-- Start Source excerpt --

In this way, the system regulates itself. Many such oscillations are attributable to basically the same reasons. For example, the Spanish colonisation of New Mexico between ca. 1600 and ca. 1850 (when the USA took possession of New Mexico) was due to an exponential increase in the number of inhabitants. The land was colonised in a number of stages which lasted around 50 years each and produced new forms of settlement. The periodic increases and decreases in the speed of expansion were probably due to the delayed reaction of the social system (with regard to provision of nourishment) to the growth in the number of participants (the biotic system). This was return reflected in the process of colonisation.

In most cases, when population groups or parts of an economy (as in this case, the agriculture of a region) working in the same sector are stimulated by the market to procure demanded goods, we are dealing with such flow processes and flow equilibrium systems. Oscillations normally occur as a sign of self-regulation, as the participants must procure the demanded goods from the inferior environment, and that takes time.

Flow equilibrium systems have been extensively studied since the 1950s (outlined by Fliedner 1993, p. 122). Geography should be mentioned in this context, in particular diffusion research (Hägerstrand 1952). The economic sciences should also be seen in this connection (Forrester 1969). Ecology has also developed especially through the concept of flow equilibrium systems. The results obtained in this science have contributed to revealing the precarious state of the system "earth-humans" (Meadows et al. 1972).

The theory of sociological structuring developed by Giddens (1984/97) should also be mentioned. With Luhmann's social systems (1984) it is not quite clear how they are internally structured. They involve at least partially flow equilibrium systems. No process sequences or systems based on division of labour are described, and certainly no autopoietic systems (see ¶ 2.38 to ¶ 2.60).

-- End Source excerpt --
-- Start Data provided --

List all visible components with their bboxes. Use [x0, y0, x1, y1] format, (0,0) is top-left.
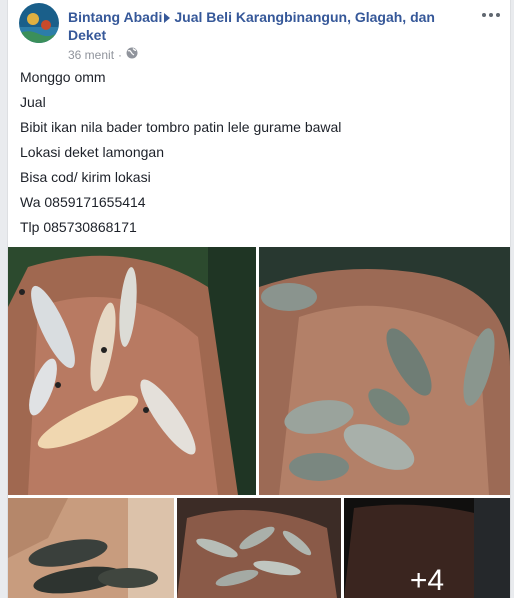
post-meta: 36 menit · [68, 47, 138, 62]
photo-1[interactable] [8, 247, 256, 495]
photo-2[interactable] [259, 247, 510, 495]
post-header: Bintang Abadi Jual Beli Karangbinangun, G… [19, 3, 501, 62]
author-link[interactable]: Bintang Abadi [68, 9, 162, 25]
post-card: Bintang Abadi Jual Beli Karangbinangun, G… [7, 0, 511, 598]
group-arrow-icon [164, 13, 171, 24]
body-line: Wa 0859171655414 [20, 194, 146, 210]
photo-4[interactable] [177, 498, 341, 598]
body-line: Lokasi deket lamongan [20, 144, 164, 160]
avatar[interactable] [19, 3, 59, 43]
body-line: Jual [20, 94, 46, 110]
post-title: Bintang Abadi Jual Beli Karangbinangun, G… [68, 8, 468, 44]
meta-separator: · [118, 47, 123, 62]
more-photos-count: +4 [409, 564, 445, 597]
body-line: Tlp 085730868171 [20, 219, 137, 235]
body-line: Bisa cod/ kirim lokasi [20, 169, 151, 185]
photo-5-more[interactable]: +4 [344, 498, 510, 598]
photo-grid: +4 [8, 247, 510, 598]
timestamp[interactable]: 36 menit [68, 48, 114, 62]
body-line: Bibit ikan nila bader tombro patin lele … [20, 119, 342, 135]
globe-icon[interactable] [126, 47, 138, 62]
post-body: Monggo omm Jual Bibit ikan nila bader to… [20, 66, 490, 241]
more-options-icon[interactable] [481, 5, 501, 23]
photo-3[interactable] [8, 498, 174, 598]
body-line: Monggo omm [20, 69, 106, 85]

-- End Data provided --
-- Start Data provided --

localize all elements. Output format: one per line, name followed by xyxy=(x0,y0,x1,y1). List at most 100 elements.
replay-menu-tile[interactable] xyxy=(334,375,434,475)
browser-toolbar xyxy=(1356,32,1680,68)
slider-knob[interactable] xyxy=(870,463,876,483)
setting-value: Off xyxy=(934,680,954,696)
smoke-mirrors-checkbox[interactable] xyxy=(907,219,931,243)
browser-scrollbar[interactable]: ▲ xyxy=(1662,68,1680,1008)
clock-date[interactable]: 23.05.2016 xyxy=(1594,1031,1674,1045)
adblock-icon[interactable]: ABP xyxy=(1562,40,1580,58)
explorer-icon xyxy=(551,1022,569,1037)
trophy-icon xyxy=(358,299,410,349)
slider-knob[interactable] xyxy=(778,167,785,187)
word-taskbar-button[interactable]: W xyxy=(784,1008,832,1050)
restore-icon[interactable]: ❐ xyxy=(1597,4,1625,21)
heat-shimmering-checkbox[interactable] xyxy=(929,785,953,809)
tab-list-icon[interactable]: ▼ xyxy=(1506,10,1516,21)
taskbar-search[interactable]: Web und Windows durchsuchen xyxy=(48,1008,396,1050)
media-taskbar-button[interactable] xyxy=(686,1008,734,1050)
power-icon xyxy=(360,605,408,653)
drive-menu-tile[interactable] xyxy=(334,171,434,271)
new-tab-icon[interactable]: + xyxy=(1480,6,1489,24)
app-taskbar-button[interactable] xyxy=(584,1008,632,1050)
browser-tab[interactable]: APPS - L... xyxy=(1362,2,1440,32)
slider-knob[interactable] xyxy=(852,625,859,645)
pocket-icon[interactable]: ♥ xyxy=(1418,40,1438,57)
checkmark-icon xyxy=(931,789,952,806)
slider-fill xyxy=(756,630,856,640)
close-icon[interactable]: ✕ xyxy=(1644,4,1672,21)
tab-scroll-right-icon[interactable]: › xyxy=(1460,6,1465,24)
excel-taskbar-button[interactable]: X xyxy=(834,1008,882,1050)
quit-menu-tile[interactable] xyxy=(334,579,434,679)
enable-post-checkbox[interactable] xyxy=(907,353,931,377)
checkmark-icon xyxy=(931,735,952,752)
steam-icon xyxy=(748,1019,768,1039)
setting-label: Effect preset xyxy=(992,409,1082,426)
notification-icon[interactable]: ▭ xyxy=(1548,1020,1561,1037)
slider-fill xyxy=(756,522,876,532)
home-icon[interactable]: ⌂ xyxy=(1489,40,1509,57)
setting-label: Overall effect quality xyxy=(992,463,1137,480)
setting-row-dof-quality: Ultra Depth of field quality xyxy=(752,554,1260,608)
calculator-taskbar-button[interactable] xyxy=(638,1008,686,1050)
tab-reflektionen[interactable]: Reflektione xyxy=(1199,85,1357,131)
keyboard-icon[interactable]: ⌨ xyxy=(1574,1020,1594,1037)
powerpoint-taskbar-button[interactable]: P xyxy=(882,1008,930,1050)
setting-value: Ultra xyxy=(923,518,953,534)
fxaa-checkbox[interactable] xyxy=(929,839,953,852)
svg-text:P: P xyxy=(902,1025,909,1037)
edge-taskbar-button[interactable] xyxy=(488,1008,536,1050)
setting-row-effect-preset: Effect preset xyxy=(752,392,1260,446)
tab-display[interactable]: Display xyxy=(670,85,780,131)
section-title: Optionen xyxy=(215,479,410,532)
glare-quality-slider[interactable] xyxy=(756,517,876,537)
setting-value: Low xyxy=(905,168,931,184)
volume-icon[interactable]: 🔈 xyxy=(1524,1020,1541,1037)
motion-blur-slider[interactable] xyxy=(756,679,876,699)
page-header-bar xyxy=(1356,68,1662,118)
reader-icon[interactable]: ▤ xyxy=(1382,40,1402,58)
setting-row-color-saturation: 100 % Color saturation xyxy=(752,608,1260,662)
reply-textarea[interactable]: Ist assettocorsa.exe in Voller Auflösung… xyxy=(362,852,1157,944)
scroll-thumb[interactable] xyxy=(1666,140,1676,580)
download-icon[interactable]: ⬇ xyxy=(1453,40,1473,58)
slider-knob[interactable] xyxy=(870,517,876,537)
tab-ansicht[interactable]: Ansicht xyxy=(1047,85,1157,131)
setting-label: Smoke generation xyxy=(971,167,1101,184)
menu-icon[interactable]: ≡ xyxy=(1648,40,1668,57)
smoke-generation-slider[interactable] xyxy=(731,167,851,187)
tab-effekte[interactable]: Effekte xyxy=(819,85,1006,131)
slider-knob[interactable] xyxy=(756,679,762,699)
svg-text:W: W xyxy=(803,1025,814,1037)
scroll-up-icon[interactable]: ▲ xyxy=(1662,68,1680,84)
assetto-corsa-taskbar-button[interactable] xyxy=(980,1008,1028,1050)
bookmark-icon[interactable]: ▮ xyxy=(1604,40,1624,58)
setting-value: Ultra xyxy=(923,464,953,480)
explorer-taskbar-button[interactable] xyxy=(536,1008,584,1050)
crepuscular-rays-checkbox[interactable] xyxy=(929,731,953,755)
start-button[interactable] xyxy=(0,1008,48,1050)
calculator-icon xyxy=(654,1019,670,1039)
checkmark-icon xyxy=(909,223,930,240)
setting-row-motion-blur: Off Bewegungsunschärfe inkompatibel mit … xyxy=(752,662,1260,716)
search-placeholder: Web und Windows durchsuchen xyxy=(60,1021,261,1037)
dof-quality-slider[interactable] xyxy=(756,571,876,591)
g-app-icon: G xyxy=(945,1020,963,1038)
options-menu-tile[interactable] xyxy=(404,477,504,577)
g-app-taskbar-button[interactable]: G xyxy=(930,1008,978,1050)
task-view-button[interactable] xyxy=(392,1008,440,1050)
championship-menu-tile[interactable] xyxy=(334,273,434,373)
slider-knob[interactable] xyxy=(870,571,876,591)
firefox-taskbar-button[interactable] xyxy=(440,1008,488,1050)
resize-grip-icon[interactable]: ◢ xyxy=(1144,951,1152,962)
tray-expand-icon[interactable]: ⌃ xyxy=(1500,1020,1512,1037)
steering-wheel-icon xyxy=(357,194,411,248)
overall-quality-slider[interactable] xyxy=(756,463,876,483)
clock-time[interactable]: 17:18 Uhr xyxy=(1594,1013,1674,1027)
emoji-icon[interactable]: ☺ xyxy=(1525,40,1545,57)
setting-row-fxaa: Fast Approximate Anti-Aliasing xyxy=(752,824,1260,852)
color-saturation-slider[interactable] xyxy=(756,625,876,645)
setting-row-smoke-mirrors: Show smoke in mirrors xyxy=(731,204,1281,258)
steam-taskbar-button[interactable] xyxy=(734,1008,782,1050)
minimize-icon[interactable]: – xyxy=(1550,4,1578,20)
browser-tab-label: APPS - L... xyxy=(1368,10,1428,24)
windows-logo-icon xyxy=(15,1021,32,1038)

-- End Data provided --
-- Start Data provided --

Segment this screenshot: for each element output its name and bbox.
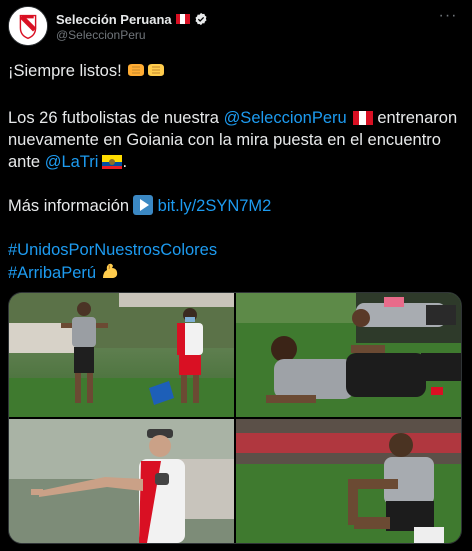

-- End Data provided --

Prompt:
Continue the passage on flow equilibrium systems, picking up right after its final sentence.

Exercise answer:
Chaos research and synergetics (Prigogine 1979; Haken 1977/83) are also based on the model of flow equilibrium systems, as well as the studies based on cellular automata (complexity research), as applied, for example, in the Santa Fe Institute (see ¶ 1.1). Interesting patterns are generated, but no real self-organisation of elements is achieved. This only becomes possible within the framework of the following type of system.

Conversion process and non-equilibrium system

The flow processes serve to procure and distribute demanded goods. The flow equilibrium systems (see ¶ 2.11) consist of more or less numerous smaller system units, the companies, farms, workshops, organisations, plants etc.. We call these units (from a social point of view) "organisates", which for their part belong to the group of "populations". Populations absorb the raw goods from the inferior environment and process them to form products. From the point of view of the system, these are non-equilibrium systems. They represent the 4th level of complexity.

For example, the whole of the working members of a Spanish colonist family in New Mexico is an agricultural organisate. The oscillations mentioned in the flow equilibrium system (see ¶ 2.11) also express themselves within the populations and determine the rhythm of the processes at work in them. Here too, four stages are recognisable:
  1. the demand from the superior environment (market) is absorbed as information in the social population ("adoption"),
  2. the "production" by the social population (i.e. cultivation and harvest) takes place in accordance with demand. The supply to the superior environment in relation to demand is fed back; e.g. it is noticed that supply and (now altered) demand do not correspond.
  3. The "reception" of this result (information) takes place, and therefore the stimulus to adopt the structure of the population to the changed circumstances by means of investment, and,
  4. "reproduction", i.e. the implementation of the adaptation. In this way the system organises itself.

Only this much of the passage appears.